CHALLENGE: Show each line that has the string "AssignPermissionDTO" in it.

Collected data:
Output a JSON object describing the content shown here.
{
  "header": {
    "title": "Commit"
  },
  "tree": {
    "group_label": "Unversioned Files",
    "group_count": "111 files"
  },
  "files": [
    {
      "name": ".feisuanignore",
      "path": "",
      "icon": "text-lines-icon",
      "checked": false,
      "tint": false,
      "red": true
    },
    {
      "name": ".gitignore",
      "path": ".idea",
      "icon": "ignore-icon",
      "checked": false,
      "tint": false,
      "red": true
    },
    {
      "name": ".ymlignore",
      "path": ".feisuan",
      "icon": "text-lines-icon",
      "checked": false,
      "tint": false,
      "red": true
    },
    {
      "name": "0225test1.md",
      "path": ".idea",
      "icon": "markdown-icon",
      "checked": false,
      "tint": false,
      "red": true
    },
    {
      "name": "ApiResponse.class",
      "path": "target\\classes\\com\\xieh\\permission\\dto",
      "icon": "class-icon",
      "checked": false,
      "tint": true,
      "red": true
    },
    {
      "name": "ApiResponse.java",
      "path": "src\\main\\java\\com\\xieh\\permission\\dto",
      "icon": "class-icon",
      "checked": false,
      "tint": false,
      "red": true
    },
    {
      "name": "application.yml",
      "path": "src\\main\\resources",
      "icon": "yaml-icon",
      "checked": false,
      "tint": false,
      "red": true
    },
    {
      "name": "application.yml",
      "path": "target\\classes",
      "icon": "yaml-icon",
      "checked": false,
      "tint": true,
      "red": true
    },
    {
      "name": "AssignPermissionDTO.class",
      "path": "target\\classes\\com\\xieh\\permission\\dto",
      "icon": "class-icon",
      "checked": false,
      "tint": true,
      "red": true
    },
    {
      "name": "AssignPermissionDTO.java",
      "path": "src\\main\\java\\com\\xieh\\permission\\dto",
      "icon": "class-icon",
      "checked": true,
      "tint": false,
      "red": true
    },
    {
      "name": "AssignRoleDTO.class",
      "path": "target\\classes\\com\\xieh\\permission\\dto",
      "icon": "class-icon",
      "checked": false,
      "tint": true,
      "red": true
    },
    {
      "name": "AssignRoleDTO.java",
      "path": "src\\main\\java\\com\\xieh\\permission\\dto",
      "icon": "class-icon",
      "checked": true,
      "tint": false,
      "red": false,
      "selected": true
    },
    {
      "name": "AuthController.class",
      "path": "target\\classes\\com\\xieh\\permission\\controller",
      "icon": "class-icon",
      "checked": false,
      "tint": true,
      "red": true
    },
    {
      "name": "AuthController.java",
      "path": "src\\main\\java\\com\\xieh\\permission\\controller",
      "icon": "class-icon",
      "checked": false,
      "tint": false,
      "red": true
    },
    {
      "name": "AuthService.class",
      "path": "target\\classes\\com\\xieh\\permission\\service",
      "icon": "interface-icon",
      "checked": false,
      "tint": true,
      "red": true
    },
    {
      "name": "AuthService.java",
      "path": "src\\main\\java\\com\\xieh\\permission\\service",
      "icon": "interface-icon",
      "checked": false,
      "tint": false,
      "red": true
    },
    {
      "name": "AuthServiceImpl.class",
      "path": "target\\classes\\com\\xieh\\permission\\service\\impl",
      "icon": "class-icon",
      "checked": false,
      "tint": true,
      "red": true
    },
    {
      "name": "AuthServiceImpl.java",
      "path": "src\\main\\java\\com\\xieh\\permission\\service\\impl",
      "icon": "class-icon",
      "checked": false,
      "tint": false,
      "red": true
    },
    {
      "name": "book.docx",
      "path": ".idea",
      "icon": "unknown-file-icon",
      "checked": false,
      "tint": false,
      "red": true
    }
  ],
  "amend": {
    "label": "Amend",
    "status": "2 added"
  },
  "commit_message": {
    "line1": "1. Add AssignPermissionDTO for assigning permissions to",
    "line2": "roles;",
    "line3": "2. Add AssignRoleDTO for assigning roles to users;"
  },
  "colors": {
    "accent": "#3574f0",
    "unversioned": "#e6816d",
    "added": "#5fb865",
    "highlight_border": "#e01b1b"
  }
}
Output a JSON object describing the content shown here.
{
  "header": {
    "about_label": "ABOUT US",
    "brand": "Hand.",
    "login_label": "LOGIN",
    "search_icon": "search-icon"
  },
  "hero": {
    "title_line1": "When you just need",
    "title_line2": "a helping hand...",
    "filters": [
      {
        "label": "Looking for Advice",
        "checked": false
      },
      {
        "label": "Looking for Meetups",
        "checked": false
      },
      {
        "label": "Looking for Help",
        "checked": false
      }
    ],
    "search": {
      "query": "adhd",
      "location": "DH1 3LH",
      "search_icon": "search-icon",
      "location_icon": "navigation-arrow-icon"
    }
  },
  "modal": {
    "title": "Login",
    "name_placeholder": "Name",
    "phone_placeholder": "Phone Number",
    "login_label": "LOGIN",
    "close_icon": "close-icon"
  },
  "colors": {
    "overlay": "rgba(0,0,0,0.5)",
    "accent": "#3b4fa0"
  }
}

CORRECT ANSWER:
      "name": "AssignPermissionDTO.class",
      "name": "AssignPermissionDTO.java",
    "line1": "1. Add AssignPermissionDTO for assigning permissions to",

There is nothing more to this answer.